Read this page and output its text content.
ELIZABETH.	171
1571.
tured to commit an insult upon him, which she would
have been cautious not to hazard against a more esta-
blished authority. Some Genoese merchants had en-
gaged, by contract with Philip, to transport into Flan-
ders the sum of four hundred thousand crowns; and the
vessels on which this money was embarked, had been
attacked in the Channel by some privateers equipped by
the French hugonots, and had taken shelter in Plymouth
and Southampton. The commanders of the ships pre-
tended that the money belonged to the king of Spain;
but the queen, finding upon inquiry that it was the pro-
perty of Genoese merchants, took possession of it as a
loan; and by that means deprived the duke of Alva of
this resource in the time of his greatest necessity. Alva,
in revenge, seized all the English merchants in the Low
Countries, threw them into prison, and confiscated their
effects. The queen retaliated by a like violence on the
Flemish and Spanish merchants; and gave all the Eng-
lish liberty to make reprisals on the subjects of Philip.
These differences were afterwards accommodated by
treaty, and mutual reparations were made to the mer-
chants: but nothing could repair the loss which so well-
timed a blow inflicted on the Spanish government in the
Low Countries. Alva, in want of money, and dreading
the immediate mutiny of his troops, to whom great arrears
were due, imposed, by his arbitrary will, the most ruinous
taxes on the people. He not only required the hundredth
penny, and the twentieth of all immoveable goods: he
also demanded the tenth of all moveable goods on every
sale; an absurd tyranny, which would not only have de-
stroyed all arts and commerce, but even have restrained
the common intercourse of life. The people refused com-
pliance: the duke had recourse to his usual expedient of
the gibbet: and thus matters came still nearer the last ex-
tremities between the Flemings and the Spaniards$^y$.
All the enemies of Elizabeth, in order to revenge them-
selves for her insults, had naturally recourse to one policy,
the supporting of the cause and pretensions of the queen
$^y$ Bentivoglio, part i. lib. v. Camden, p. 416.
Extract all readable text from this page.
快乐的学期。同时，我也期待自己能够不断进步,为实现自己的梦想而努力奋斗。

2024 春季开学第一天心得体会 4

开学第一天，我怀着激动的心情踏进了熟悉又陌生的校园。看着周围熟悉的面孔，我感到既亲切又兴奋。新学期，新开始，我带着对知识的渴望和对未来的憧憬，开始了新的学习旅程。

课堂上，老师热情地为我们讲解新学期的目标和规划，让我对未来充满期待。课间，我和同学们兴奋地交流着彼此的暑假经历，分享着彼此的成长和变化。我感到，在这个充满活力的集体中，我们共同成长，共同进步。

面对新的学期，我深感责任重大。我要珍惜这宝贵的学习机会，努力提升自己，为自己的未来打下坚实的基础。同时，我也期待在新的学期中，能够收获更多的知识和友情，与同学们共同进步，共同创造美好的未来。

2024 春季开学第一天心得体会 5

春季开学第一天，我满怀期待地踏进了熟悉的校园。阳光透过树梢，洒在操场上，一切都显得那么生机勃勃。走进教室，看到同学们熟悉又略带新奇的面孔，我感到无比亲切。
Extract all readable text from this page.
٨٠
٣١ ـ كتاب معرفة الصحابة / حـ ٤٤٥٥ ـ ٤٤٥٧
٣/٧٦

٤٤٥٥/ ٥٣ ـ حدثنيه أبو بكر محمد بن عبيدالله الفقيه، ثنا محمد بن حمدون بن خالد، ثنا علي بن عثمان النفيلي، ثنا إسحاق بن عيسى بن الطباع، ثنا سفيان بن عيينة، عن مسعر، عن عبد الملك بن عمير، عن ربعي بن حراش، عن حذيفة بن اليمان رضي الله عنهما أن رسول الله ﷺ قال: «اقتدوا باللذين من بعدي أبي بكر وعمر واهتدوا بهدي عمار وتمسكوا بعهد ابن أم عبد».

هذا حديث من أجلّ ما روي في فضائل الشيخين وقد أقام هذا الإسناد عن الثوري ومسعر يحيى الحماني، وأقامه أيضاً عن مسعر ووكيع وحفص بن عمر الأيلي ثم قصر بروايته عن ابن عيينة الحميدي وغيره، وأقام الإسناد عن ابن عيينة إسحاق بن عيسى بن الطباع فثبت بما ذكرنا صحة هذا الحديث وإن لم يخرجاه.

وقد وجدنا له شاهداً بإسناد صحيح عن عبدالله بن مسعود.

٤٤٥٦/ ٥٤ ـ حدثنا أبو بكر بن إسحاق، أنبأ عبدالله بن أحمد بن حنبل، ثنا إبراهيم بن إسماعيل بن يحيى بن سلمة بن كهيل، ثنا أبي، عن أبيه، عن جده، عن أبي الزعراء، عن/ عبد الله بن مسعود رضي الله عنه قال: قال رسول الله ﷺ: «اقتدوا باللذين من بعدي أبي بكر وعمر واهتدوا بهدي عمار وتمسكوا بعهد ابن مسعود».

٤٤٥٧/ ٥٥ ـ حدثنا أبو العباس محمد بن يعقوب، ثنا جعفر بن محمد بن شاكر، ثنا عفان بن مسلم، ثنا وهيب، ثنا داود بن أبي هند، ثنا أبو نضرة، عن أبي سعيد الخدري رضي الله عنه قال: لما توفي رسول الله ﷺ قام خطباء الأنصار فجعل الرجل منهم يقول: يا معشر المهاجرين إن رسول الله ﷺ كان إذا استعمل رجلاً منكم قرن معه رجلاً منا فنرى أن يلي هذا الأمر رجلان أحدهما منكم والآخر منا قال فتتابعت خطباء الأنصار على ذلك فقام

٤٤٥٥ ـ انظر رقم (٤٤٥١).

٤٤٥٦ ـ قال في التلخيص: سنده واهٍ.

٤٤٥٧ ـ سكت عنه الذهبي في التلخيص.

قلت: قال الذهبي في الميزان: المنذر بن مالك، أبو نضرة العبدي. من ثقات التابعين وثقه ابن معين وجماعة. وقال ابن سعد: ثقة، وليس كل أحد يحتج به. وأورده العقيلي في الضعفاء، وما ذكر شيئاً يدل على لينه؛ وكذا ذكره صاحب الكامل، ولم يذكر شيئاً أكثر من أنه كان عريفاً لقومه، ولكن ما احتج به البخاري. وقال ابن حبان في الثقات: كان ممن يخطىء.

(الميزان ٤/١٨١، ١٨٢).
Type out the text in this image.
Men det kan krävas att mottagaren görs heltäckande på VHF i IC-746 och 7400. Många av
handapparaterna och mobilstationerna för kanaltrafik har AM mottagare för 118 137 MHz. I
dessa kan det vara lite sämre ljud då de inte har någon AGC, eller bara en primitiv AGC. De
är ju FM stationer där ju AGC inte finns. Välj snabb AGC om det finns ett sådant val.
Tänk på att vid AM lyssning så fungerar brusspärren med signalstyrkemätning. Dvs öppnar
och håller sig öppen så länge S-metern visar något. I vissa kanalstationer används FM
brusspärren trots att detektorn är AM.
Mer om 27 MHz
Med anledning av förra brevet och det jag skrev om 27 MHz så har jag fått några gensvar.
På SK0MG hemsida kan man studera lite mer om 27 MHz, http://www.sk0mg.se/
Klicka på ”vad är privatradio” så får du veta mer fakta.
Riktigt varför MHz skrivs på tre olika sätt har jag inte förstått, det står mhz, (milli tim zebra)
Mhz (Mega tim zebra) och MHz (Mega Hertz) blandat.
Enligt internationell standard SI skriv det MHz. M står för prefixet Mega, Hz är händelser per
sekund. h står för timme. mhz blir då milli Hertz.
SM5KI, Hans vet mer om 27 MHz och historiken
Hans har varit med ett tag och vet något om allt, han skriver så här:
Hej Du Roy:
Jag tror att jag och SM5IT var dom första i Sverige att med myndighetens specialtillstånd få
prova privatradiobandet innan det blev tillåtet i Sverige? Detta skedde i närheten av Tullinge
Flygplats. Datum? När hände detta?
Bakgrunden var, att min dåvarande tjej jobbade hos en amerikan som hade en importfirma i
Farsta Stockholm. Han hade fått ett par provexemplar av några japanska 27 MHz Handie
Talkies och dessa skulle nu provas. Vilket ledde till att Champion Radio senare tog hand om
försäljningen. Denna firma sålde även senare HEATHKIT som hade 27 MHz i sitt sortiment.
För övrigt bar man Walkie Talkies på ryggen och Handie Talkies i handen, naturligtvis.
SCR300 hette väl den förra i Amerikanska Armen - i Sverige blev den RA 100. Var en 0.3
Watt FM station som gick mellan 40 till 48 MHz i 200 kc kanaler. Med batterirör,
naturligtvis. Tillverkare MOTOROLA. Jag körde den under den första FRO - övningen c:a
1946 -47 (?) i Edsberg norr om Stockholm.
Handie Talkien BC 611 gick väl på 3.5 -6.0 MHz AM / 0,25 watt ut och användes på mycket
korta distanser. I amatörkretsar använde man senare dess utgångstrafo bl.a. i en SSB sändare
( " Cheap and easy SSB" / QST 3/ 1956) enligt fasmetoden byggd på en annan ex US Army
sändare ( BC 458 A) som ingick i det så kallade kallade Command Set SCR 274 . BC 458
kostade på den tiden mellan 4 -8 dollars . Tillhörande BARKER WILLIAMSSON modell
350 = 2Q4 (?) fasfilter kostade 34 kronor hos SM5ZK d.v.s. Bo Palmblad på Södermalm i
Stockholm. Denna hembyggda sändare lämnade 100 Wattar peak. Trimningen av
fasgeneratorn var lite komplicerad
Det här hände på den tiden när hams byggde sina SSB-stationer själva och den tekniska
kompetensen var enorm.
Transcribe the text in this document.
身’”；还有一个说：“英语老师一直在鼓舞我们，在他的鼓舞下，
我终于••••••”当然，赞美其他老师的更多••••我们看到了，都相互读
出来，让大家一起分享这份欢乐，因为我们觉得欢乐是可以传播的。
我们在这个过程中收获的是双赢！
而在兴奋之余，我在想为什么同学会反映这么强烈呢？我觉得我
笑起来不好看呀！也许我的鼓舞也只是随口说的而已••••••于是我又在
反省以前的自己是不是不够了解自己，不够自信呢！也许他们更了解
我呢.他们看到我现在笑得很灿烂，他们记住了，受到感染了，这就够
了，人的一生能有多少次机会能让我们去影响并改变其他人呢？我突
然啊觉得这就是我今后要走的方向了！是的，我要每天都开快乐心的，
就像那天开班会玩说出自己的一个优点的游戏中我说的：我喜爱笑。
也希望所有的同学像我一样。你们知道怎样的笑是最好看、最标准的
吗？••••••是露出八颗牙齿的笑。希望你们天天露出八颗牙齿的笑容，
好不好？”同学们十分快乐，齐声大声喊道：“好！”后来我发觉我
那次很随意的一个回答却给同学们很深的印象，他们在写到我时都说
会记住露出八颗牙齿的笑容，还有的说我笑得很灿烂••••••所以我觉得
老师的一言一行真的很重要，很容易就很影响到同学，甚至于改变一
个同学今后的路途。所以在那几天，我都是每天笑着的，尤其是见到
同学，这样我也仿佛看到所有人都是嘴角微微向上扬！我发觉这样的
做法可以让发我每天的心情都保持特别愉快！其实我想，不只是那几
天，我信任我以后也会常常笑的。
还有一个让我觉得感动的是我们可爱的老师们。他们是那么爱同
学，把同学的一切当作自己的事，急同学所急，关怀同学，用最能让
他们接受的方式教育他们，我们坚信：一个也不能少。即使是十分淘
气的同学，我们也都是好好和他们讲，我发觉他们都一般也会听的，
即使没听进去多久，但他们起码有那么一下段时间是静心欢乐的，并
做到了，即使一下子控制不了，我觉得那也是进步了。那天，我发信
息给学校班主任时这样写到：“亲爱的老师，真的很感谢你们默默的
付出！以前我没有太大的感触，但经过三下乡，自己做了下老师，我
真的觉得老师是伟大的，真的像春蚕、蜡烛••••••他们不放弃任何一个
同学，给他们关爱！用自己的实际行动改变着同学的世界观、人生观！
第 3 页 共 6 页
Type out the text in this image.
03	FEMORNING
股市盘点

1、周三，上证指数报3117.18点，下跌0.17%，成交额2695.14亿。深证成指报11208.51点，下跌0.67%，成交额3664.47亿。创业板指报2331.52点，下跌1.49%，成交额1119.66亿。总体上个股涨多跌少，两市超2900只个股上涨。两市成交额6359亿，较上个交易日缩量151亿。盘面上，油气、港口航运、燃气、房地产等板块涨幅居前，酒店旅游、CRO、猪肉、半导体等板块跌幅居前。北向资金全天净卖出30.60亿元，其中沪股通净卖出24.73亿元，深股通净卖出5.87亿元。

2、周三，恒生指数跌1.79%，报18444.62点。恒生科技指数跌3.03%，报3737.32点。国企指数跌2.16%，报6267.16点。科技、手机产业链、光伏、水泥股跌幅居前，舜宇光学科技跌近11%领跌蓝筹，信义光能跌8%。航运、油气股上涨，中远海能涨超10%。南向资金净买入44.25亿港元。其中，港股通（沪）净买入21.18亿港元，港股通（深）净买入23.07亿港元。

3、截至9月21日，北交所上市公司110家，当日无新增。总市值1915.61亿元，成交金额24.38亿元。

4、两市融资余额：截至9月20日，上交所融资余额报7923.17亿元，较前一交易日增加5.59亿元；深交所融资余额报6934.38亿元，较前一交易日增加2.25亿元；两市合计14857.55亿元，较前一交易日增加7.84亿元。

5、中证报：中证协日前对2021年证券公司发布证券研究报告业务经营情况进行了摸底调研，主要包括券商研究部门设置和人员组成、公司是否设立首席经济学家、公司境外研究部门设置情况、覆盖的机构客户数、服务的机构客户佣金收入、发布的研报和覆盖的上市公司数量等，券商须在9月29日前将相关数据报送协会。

┄┄┄┄┄┄

§ **Direction**
Using the material above, copy every line in which the string "zebra" occurs.

§ **The result**
Riktigt varför MHz skrivs på tre olika sätt har jag inte förstått, det står mhz, (milli tim zebra)
Mhz (Mega tim zebra) och MHz (Mega Hertz) blandat.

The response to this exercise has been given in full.